Stored entries:
--*--
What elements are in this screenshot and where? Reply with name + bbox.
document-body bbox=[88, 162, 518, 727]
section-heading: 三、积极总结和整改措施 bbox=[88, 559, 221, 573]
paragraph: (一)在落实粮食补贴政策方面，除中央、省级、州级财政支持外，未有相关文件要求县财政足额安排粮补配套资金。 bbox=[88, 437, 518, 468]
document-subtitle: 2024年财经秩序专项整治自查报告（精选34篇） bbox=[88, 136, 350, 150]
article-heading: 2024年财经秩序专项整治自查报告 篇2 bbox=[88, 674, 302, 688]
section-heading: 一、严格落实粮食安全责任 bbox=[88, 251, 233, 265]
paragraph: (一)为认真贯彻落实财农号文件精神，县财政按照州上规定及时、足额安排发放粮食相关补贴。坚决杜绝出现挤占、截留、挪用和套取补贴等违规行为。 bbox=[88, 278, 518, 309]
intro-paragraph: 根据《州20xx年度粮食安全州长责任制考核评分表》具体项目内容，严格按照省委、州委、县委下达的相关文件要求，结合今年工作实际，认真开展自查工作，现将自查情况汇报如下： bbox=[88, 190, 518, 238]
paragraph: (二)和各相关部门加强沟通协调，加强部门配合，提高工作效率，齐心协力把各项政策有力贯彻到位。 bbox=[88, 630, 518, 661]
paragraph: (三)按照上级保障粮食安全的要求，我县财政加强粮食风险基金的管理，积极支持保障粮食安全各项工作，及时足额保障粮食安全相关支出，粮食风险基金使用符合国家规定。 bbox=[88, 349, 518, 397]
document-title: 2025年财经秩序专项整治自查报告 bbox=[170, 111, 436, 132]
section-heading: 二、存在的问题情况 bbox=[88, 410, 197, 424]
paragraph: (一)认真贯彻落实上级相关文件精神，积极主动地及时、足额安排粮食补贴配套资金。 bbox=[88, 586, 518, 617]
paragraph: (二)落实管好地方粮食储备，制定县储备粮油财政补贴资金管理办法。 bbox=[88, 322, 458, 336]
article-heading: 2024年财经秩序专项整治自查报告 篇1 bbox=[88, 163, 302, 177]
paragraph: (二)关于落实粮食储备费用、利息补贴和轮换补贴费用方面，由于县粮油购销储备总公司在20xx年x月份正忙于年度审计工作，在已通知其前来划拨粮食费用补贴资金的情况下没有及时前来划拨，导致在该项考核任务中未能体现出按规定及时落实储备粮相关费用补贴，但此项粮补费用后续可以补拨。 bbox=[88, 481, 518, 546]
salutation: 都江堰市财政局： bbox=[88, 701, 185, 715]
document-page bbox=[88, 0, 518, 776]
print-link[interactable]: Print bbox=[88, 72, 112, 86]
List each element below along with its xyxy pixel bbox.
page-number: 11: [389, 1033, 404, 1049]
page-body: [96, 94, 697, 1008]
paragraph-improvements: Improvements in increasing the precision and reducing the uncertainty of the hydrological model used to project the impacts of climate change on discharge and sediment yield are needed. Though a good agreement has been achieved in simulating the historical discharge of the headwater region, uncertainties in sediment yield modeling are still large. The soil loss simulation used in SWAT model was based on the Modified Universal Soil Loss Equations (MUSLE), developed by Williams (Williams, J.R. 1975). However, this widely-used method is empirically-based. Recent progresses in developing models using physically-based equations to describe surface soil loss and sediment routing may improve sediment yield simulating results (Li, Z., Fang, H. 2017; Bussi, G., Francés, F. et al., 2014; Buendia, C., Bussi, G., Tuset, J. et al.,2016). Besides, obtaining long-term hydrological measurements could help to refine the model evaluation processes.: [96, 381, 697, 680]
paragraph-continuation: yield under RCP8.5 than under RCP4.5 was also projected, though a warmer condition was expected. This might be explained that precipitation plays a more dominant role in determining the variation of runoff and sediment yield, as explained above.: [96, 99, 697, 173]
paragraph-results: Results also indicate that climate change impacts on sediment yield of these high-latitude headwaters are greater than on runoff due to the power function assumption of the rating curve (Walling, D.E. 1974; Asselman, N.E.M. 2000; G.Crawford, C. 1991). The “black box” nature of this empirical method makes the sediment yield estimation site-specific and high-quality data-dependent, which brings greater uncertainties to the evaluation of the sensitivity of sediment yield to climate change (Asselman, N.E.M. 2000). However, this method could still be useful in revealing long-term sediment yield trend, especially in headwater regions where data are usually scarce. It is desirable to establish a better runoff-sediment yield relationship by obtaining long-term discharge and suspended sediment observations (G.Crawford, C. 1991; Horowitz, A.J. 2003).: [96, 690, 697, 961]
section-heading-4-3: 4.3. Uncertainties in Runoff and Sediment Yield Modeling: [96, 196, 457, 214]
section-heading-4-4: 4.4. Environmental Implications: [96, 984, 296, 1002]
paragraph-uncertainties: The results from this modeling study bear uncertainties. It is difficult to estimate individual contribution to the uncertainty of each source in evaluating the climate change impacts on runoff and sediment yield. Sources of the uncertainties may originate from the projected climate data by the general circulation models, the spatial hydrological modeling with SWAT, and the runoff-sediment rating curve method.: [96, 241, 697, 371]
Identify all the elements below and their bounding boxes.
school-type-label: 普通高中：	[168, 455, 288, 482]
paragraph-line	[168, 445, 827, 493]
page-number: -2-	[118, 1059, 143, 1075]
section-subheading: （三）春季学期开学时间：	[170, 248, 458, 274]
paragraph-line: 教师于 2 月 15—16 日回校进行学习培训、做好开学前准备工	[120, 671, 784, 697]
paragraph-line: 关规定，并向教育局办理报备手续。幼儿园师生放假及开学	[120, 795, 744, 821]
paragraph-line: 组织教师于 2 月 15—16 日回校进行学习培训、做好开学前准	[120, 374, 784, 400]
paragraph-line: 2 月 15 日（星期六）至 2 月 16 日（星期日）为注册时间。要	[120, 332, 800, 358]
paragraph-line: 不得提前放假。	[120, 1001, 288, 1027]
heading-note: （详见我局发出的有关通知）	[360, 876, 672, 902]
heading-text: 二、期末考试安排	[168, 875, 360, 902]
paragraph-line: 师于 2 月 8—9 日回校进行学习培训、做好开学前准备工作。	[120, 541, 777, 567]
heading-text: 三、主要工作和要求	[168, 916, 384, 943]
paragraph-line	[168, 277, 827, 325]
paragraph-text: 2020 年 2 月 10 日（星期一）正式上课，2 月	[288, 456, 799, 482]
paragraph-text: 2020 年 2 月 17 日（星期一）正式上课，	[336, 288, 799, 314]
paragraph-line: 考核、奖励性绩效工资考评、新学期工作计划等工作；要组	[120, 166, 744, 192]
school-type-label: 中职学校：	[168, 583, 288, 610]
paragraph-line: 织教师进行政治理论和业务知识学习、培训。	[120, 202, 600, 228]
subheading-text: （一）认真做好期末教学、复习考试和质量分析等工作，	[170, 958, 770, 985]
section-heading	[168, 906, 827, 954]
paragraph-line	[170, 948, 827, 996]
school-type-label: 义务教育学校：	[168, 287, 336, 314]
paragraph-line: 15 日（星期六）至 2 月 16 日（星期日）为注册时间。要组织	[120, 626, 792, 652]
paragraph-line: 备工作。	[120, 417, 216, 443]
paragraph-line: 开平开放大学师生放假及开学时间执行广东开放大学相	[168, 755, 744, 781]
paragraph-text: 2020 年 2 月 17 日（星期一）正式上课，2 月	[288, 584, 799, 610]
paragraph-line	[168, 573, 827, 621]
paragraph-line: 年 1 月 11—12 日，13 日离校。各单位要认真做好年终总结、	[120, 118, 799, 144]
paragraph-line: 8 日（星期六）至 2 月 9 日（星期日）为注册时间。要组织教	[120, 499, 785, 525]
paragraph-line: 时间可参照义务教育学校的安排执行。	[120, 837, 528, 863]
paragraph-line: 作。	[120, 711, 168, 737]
--*--
§ **Exercise requirements**
Report every line in the entries above that contains the string "为注册时间".

§ **Output for this exercise**
paragraph-line: 2 月 15 日（星期六）至 2 月 16 日（星期日）为注册时间。要	[120, 332, 800, 358]
paragraph-line: 15 日（星期六）至 2 月 16 日（星期日）为注册时间。要组织	[120, 626, 792, 652]
paragraph-line: 8 日（星期六）至 2 月 9 日（星期日）为注册时间。要组织教	[120, 499, 785, 525]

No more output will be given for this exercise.